#### Exercise goal
Present every line in which the string "sounds" appears.

-- Begin Exercise materials --

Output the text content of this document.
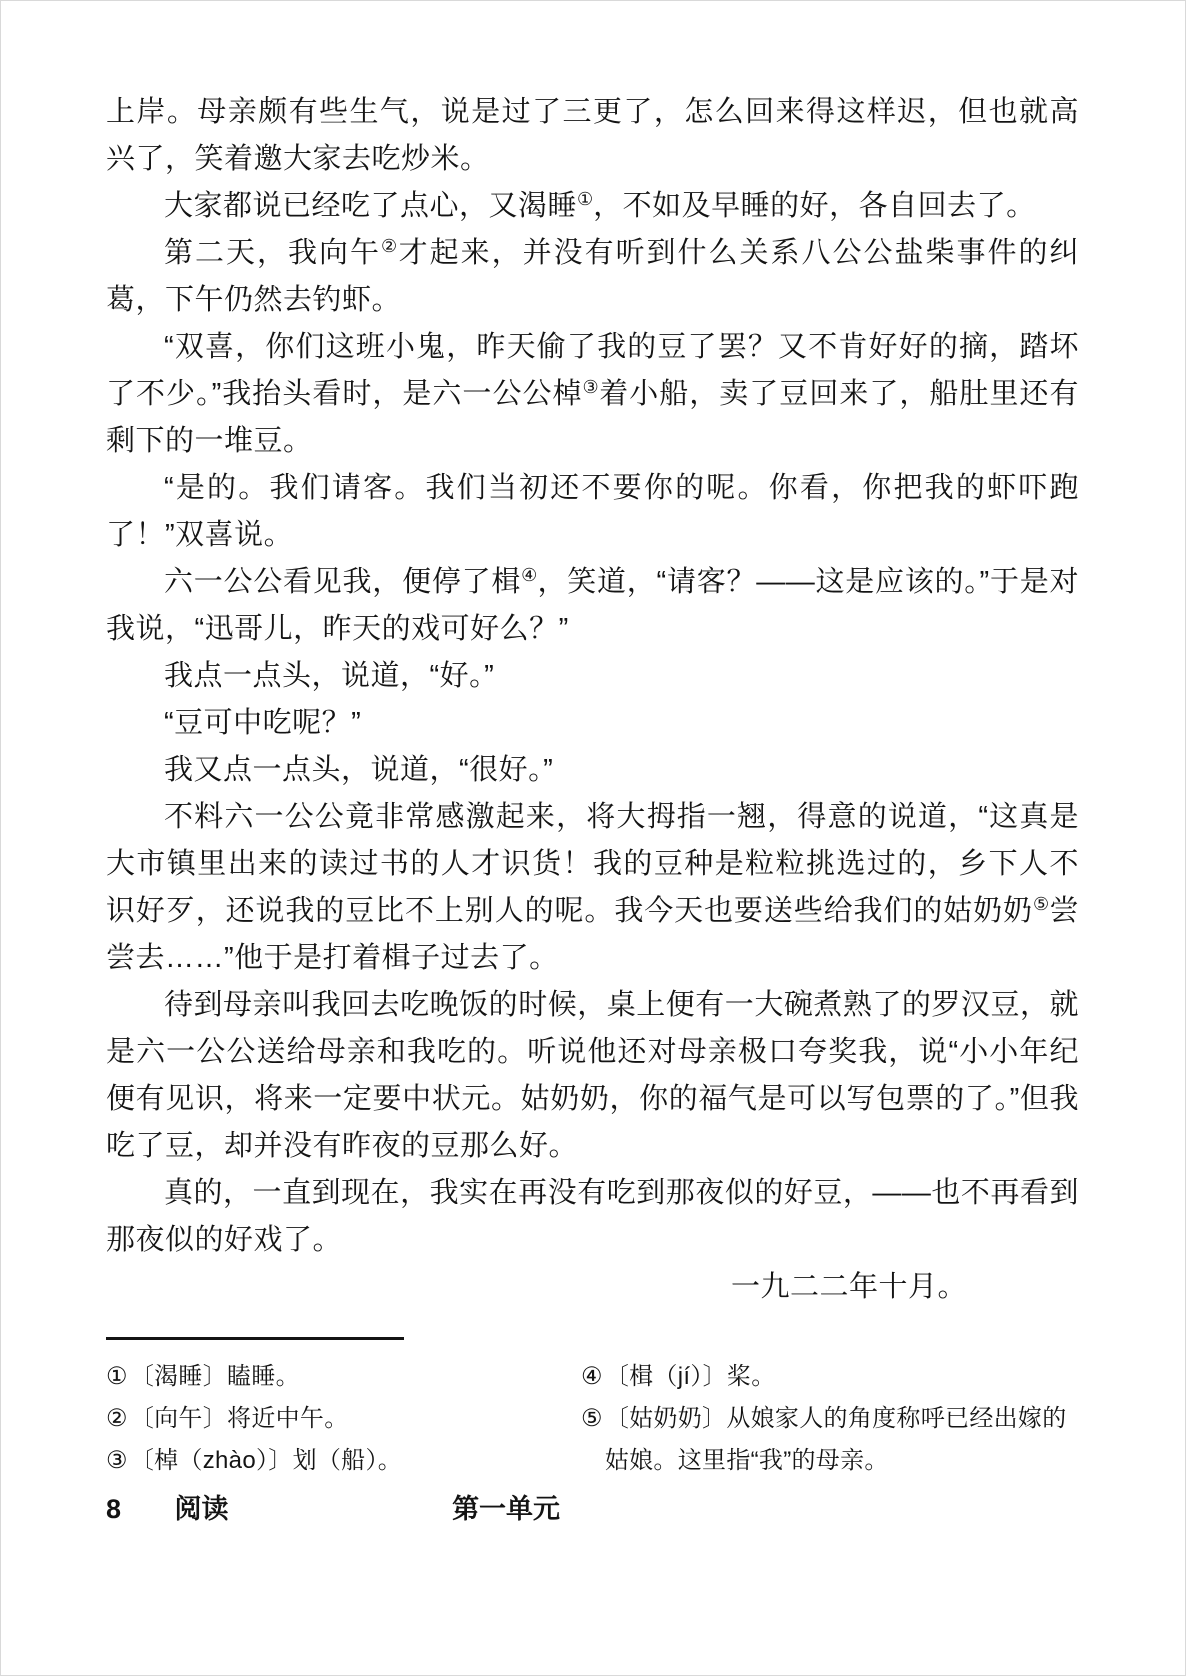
上岸。母亲颇有些生气，说是过了三更了，怎么回来得这样迟，但也就高兴了，笑着邀大家去吃炒米。

大家都说已经吃了点心，又渴睡①，不如及早睡的好，各自回去了。

第二天，我向午②才起来，并没有听到什么关系八公公盐柴事件的纠葛，下午仍然去钓虾。

“双喜，你们这班小鬼，昨天偷了我的豆了罢？又不肯好好的摘，踏坏了不少。”我抬头看时，是六一公公棹③着小船，卖了豆回来了，船肚里还有剩下的一堆豆。

“是的。我们请客。我们当初还不要你的呢。你看，你把我的虾吓跑了！”双喜说。

六一公公看见我，便停了楫④，笑道，“请客？——这是应该的。”于是对我说，“迅哥儿，昨天的戏可好么？”

我点一点头，说道，“好。”

“豆可中吃呢？”

我又点一点头，说道，“很好。”

不料六一公公竟非常感激起来，将大拇指一翘，得意的说道，“这真是大市镇里出来的读过书的人才识货！我的豆种是粒粒挑选过的，乡下人不识好歹，还说我的豆比不上别人的呢。我今天也要送些给我们的姑奶奶⑤尝尝去……”他于是打着楫子过去了。

待到母亲叫我回去吃晚饭的时候，桌上便有一大碗煮熟了的罗汉豆，就是六一公公送给母亲和我吃的。听说他还对母亲极口夸奖我，说“小小年纪便有见识，将来一定要中状元。姑奶奶，你的福气是可以写包票的了。”但我吃了豆，却并没有昨夜的豆那么好。

真的，一直到现在，我实在再没有吃到那夜似的好豆，——也不再看到那夜似的好戏了。

一九二二年十月。
① 〔渴睡〕瞌睡。
② 〔向午〕将近中午。
③ 〔棹（zhào）〕划（船）。
④ 〔楫（jí）〕桨。
⑤ 〔姑奶奶〕从娘家人的角度称呼已经出嫁的姑娘。这里指“我”的母亲。
8 阅读	第一单元
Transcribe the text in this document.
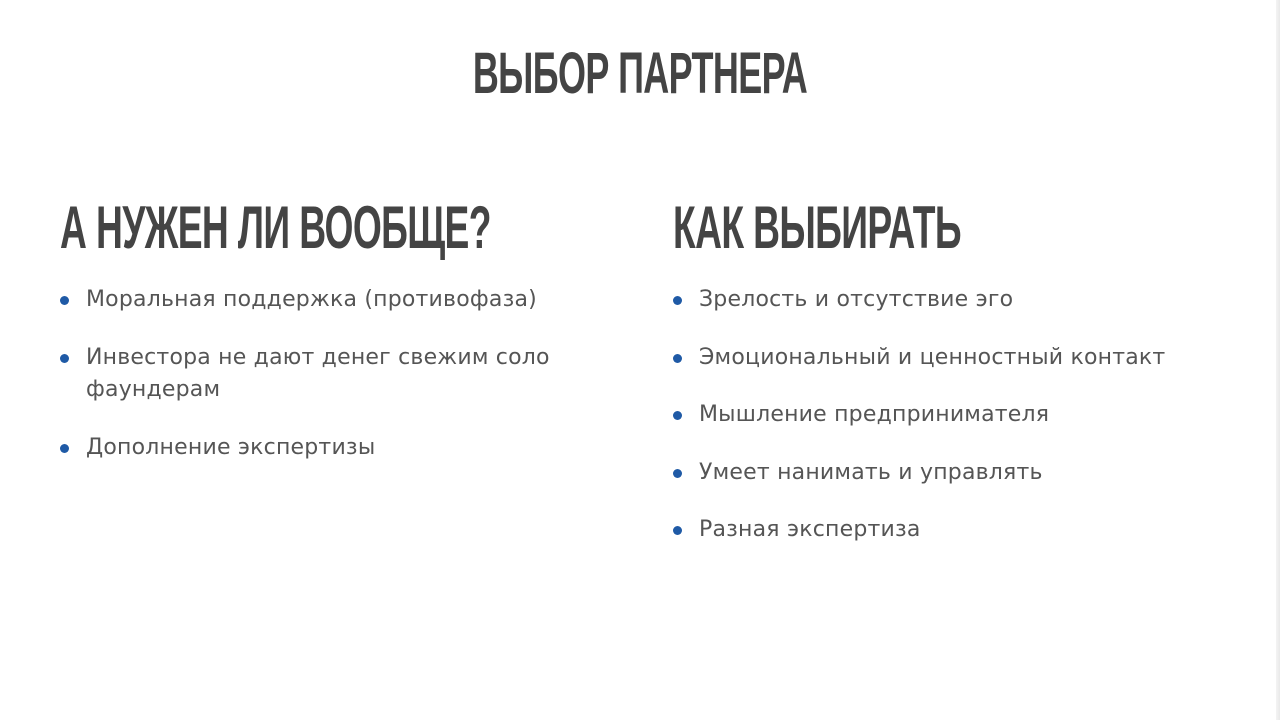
ВЫБОР ПАРТНЕРА
А НУЖЕН ЛИ ВООБЩЕ?
Моральная поддержка (противофаза)
Инвестора не дают денег свежим соло фаундерам
Дополнение экспертизы
КАК ВЫБИРАТЬ
Зрелость и отсутствие эго
Эмоциональный и ценностный контакт
Мышление предпринимателя
Умеет нанимать и управлять
Разная экспертиза
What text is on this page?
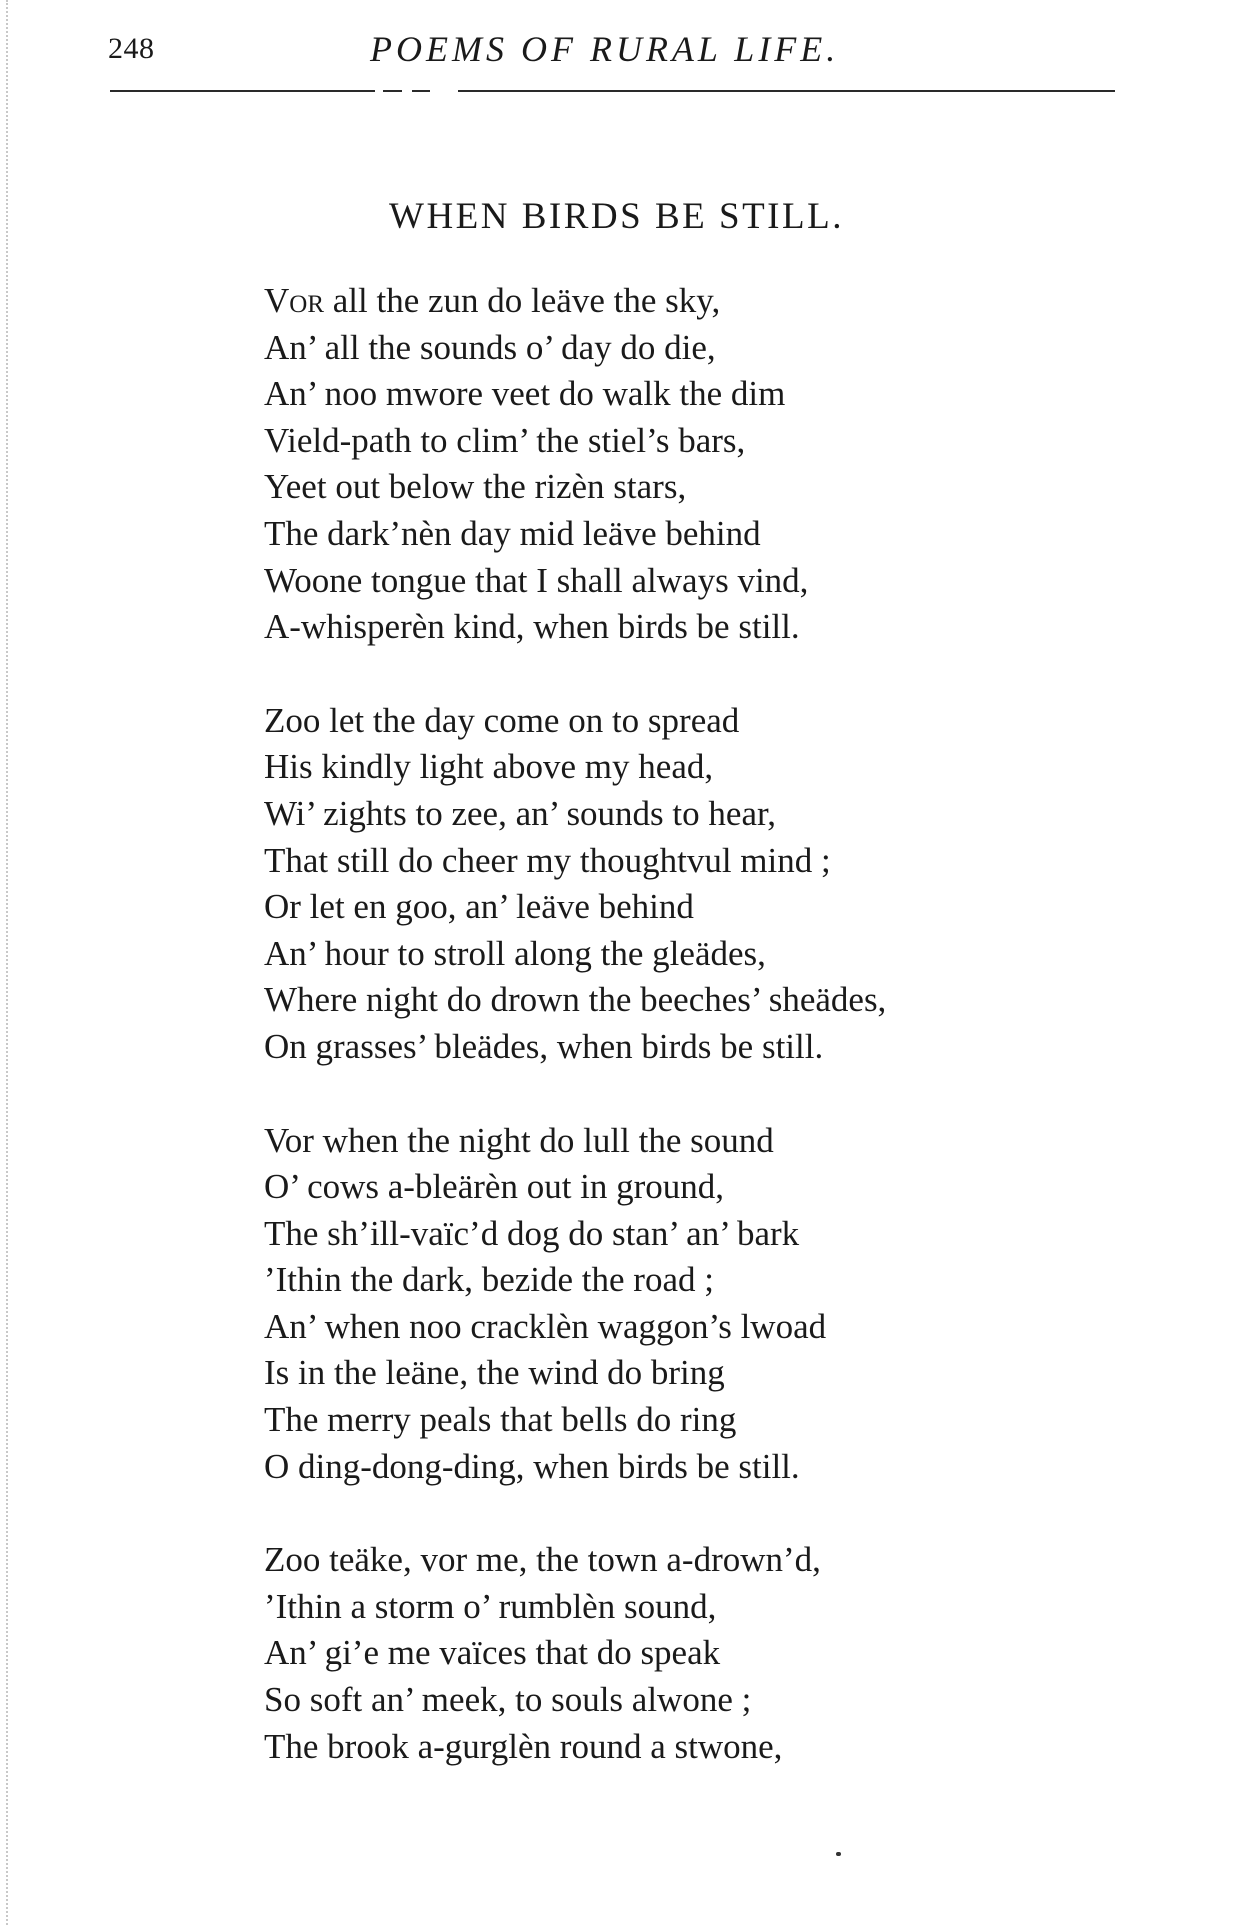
248	POEMS OF RURAL LIFE.
WHEN BIRDS BE STILL.
Vor all the zun do leäve the sky,
An’ all the sounds o’ day do die,
An’ noo mwore veet do walk the dim
Vield-path to clim’ the stiel’s bars,
Yeet out below the rizèn stars,
The dark’nèn day mid leäve behind
Woone tongue that I shall always vind,
A-whisperèn kind, when birds be still.
Zoo let the day come on to spread
His kindly light above my head,
Wi’ zights to zee, an’ sounds to hear,
That still do cheer my thoughtvul mind ;
Or let en goo, an’ leäve behind
An’ hour to stroll along the gleädes,
Where night do drown the beeches’ sheädes,
On grasses’ bleädes, when birds be still.
Vor when the night do lull the sound
O’ cows a-bleärèn out in ground,
The sh’ill-vaïc’d dog do stan’ an’ bark
’Ithin the dark, bezide the road ;
An’ when noo cracklèn waggon’s lwoad
Is in the leäne, the wind do bring
The merry peals that bells do ring
O ding-dong-ding, when birds be still.
Zoo teäke, vor me, the town a-drown’d,
’Ithin a storm o’ rumblèn sound,
An’ gi’e me vaïces that do speak
So soft an’ meek, to souls alwone ;
The brook a-gurglèn round a stwone,
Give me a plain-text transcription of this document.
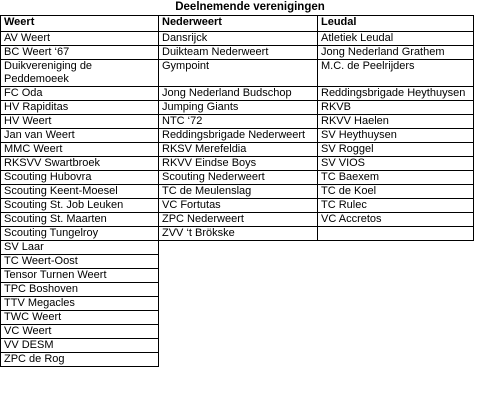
Deelnemende verenigingen
Weert	Nederweert	Leudal
AV Weert	Dansrijck	Atletiek Leudal
BC Weert ‘67	Duikteam Nederweert	Jong Nederland Grathem
Duikvereniging de Peddemoeek	Gympoint	M.C. de Peelrijders
FC Oda	Jong Nederland Budschop	Reddingsbrigade Heythuysen
HV Rapiditas	Jumping Giants	RKVB
HV Weert	NTC ‘72	RKVV Haelen
Jan van Weert	Reddingsbrigade Nederweert	SV Heythuysen
MMC Weert	RKSV Merefeldia	SV Roggel
RKSVV Swartbroek	RKVV Eindse Boys	SV VIOS
Scouting Hubovra	Scouting Nederweert	TC Baexem
Scouting Keent-Moesel	TC de Meulenslag	TC de Koel
Scouting St. Job Leuken	VC Fortutas	TC Rulec
Scouting St. Maarten	ZPC Nederweert	VC Accretos
Scouting Tungelroy	ZVV ‘t Brökske	
SV Laar		
TC Weert-Oost		
Tensor Turnen Weert		
TPC Boshoven		
TTV Megacles		
TWC Weert		
VC Weert		
VV DESM		
ZPC de Rog		
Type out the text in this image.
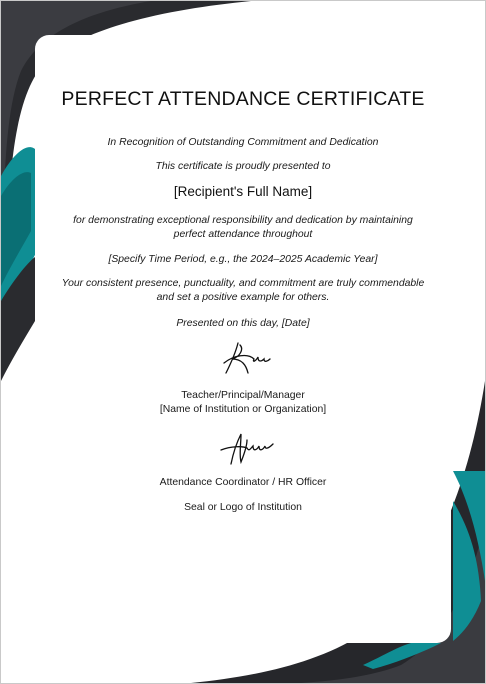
PERFECT ATTENDANCE CERTIFICATE
In Recognition of Outstanding Commitment and Dedication
This certificate is proudly presented to
[Recipient's Full Name]
for demonstrating exceptional responsibility and dedication by maintaining
perfect attendance throughout
[Specify Time Period, e.g., the 2024–2025 Academic Year]
Your consistent presence, punctuality, and commitment are truly commendable
and set a positive example for others.
Presented on this day, [Date]
Teacher/Principal/Manager
[Name of Institution or Organization]
Attendance Coordinator / HR Officer
Seal or Logo of Institution
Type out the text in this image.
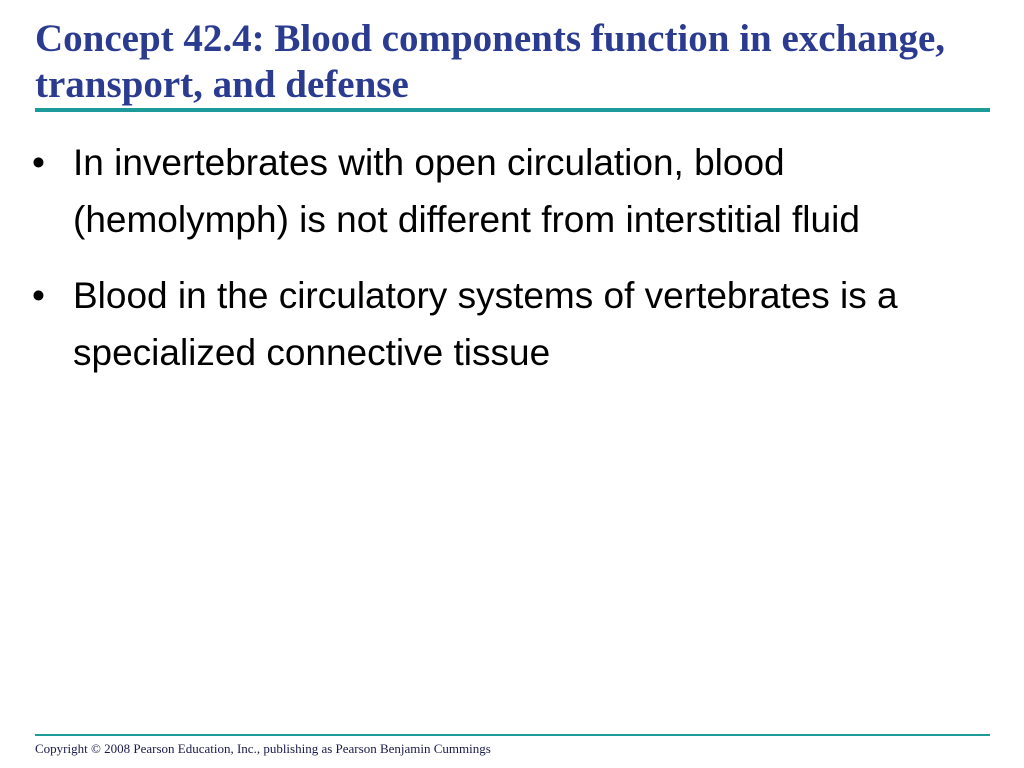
Concept 42.4: Blood components function in exchange, transport, and defense
• In invertebrates with open circulation, blood (hemolymph) is not different from interstitial fluid
• Blood in the circulatory systems of vertebrates is a specialized connective tissue
Copyright © 2008 Pearson Education, Inc., publishing as Pearson Benjamin Cummings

-- End Exercise materials --

#### Task solution
An’ all the sounds o’ day do die,
Wi’ zights to zee, an’ sounds to hear,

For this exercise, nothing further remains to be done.